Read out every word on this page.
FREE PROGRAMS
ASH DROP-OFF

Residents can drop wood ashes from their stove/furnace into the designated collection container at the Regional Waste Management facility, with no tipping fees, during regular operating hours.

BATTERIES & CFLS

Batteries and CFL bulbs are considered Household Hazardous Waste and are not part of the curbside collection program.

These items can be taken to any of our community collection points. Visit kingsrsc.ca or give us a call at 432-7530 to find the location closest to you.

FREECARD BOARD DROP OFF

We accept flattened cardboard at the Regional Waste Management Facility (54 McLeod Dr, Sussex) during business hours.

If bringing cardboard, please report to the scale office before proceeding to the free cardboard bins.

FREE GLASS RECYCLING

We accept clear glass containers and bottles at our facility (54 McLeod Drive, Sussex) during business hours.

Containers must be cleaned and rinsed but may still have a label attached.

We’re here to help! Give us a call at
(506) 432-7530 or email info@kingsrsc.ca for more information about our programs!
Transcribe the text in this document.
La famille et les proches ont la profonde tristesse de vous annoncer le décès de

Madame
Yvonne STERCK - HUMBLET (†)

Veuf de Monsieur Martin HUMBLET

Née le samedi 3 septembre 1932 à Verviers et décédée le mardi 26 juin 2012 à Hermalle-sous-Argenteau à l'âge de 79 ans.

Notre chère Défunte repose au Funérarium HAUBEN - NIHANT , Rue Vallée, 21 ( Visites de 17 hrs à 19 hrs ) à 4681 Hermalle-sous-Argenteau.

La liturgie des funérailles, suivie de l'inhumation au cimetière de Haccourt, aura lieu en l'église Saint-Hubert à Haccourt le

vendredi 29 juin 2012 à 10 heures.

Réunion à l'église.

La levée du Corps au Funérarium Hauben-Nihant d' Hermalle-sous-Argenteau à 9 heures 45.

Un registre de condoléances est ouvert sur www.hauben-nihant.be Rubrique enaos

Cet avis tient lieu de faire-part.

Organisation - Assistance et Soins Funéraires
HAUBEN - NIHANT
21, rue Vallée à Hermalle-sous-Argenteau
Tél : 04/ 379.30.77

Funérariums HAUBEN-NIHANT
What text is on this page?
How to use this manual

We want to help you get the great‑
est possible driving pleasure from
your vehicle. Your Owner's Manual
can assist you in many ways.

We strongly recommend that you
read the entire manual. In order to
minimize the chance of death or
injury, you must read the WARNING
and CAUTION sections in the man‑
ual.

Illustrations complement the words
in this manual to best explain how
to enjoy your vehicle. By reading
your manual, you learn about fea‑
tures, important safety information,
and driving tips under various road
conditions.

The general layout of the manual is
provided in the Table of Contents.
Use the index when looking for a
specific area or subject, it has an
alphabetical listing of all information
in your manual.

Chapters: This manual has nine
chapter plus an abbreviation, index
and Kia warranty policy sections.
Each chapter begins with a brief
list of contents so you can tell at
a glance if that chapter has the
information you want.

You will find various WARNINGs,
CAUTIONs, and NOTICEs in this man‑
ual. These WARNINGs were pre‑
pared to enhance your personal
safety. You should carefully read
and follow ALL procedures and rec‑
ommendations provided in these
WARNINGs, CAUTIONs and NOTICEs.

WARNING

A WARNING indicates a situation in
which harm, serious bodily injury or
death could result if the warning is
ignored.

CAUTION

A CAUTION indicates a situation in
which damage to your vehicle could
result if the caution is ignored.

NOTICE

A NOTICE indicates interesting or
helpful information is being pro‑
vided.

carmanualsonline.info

### [DIRECTIVE]
Each line of the material must be restated exactly.

### [TASK RESULT]
Read out every word on this page.
FREE PROGRAMS
ASH DROP-OFF

Residents can drop wood ashes from their stove/furnace into the designated collection container at the Regional Waste Management facility, with no tipping fees, during regular operating hours.

BATTERIES & CFLS

Batteries and CFL bulbs are considered Household Hazardous Waste and are not part of the curbside collection program.

These items can be taken to any of our community collection points. Visit kingsrsc.ca or give us a call at 432-7530 to find the location closest to you.

FREECARD BOARD DROP OFF

We accept flattened cardboard at the Regional Waste Management Facility (54 McLeod Dr, Sussex) during business hours.

If bringing cardboard, please report to the scale office before proceeding to the free cardboard bins.

FREE GLASS RECYCLING

We accept clear glass containers and bottles at our facility (54 McLeod Drive, Sussex) during business hours.

Containers must be cleaned and rinsed but may still have a label attached.

We’re here to help! Give us a call at
(506) 432-7530 or email info@kingsrsc.ca for more information about our programs!
Transcribe the text in this document.
La famille et les proches ont la profonde tristesse de vous annoncer le décès de

Madame
Yvonne STERCK - HUMBLET (†)

Veuf de Monsieur Martin HUMBLET

Née le samedi 3 septembre 1932 à Verviers et décédée le mardi 26 juin 2012 à Hermalle-sous-Argenteau à l'âge de 79 ans.

Notre chère Défunte repose au Funérarium HAUBEN - NIHANT , Rue Vallée, 21 ( Visites de 17 hrs à 19 hrs ) à 4681 Hermalle-sous-Argenteau.

La liturgie des funérailles, suivie de l'inhumation au cimetière de Haccourt, aura lieu en l'église Saint-Hubert à Haccourt le

vendredi 29 juin 2012 à 10 heures.

Réunion à l'église.

La levée du Corps au Funérarium Hauben-Nihant d' Hermalle-sous-Argenteau à 9 heures 45.

Un registre de condoléances est ouvert sur www.hauben-nihant.be Rubrique enaos

Cet avis tient lieu de faire-part.

Organisation - Assistance et Soins Funéraires
HAUBEN - NIHANT
21, rue Vallée à Hermalle-sous-Argenteau
Tél : 04/ 379.30.77

Funérariums HAUBEN-NIHANT
What text is on this page?
How to use this manual

We want to help you get the great‑
est possible driving pleasure from
your vehicle. Your Owner's Manual
can assist you in many ways.

We strongly recommend that you
read the entire manual. In order to
minimize the chance of death or
injury, you must read the WARNING
and CAUTION sections in the man‑
ual.

Illustrations complement the words
in this manual to best explain how
to enjoy your vehicle. By reading
your manual, you learn about fea‑
tures, important safety information,
and driving tips under various road
conditions.

The general layout of the manual is
provided in the Table of Contents.
Use the index when looking for a
specific area or subject, it has an
alphabetical listing of all information
in your manual.

Chapters: This manual has nine
chapter plus an abbreviation, index
and Kia warranty policy sections.
Each chapter begins with a brief
list of contents so you can tell at
a glance if that chapter has the
information you want.

You will find various WARNINGs,
CAUTIONs, and NOTICEs in this man‑
ual. These WARNINGs were pre‑
pared to enhance your personal
safety. You should carefully read
and follow ALL procedures and rec‑
ommendations provided in these
WARNINGs, CAUTIONs and NOTICEs.

WARNING

A WARNING indicates a situation in
which harm, serious bodily injury or
death could result if the warning is
ignored.

CAUTION

A CAUTION indicates a situation in
which damage to your vehicle could
result if the caution is ignored.

NOTICE

A NOTICE indicates interesting or
helpful information is being pro‑
vided.

carmanualsonline.info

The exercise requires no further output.